= Dataset rows =
________________________

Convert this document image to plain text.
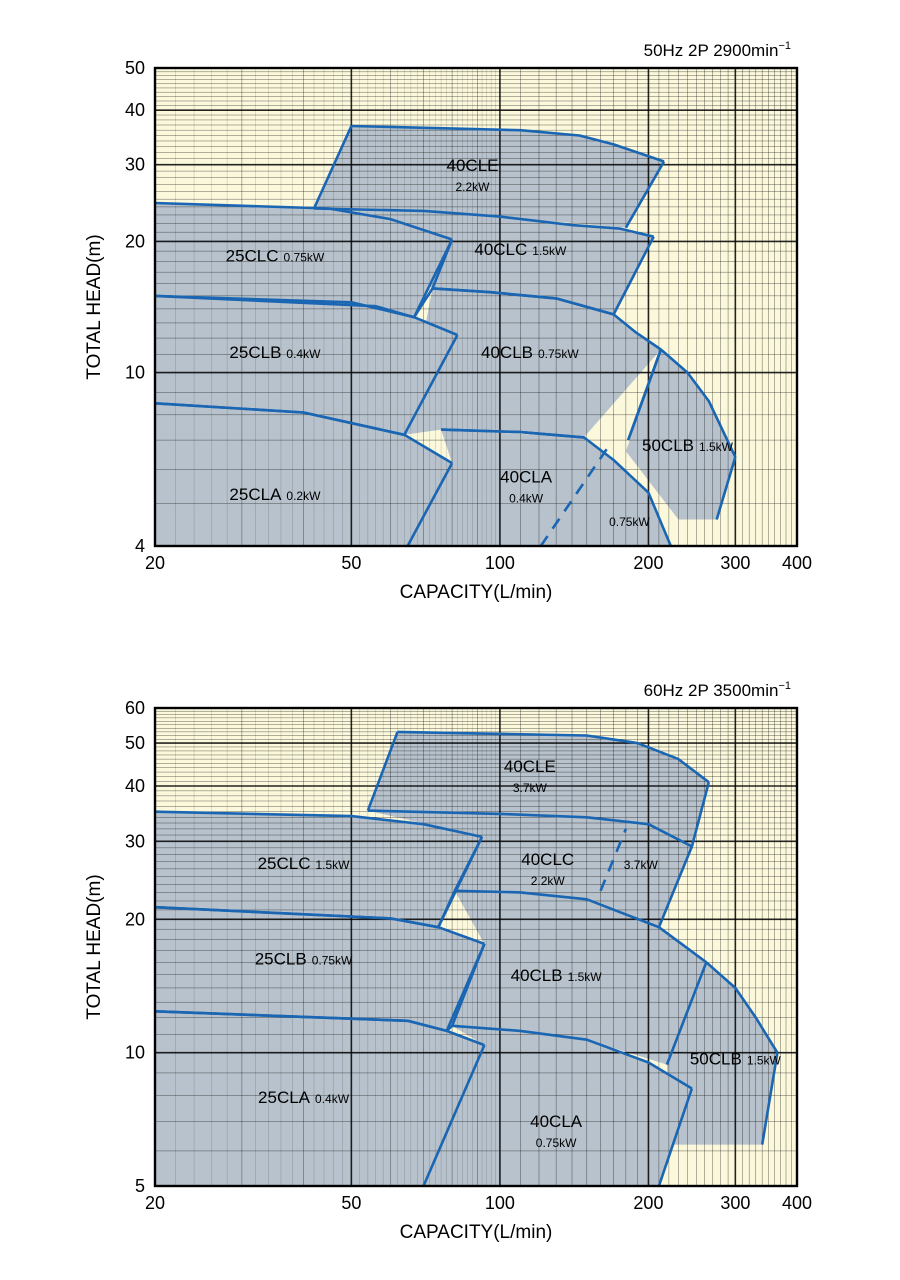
25CLC 0.75kW
25CLB 0.4kW
25CLA 0.2kW
40CLE
2.2kW
40CLC 1.5kW
40CLB 0.75kW
40CLA
0.4kW
0.75kW
50CLB 1.5kW
20	50	100	200	300 400
4
10
20
30
40
50
CAPACITY(L/min)
TOTAL HEAD(m)
50Hz 2P $2900\min^{-1}$
25CLC 1.5kW
25CLB 0.75kW
25CLA 0.4kW
40CLE
3.7kW
40CLC
2.2kW
3.7kW
40CLB 1.5kW
40CLA
0.75kW
50CLB 1.5kW
20	50	100	200	300 400
5
10
20
30
40
50
60
CAPACITY(L/min)
TOTAL HEAD(m)
60Hz 2P $3500\min^{-1}$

________________________

= SET PROBLEM =
Every line above should be returned word for word, with the pictures left behind.

= WORKED ANSWER =
Convert this document image to plain text.
25CLC 0.75kW
25CLB 0.4kW
25CLA 0.2kW
40CLE
2.2kW
40CLC 1.5kW
40CLB 0.75kW
40CLA
0.4kW
0.75kW
50CLB 1.5kW
20	50	100	200	300 400
4
10
20
30
40
50
CAPACITY(L/min)
TOTAL HEAD(m)
50Hz 2P $2900\min^{-1}$
25CLC 1.5kW
25CLB 0.75kW
25CLA 0.4kW
40CLE
3.7kW
40CLC
2.2kW
3.7kW
40CLB 1.5kW
40CLA
0.75kW
50CLB 1.5kW
20	50	100	200	300 400
5
10
20
30
40
50
60
CAPACITY(L/min)
TOTAL HEAD(m)
60Hz 2P $3500\min^{-1}$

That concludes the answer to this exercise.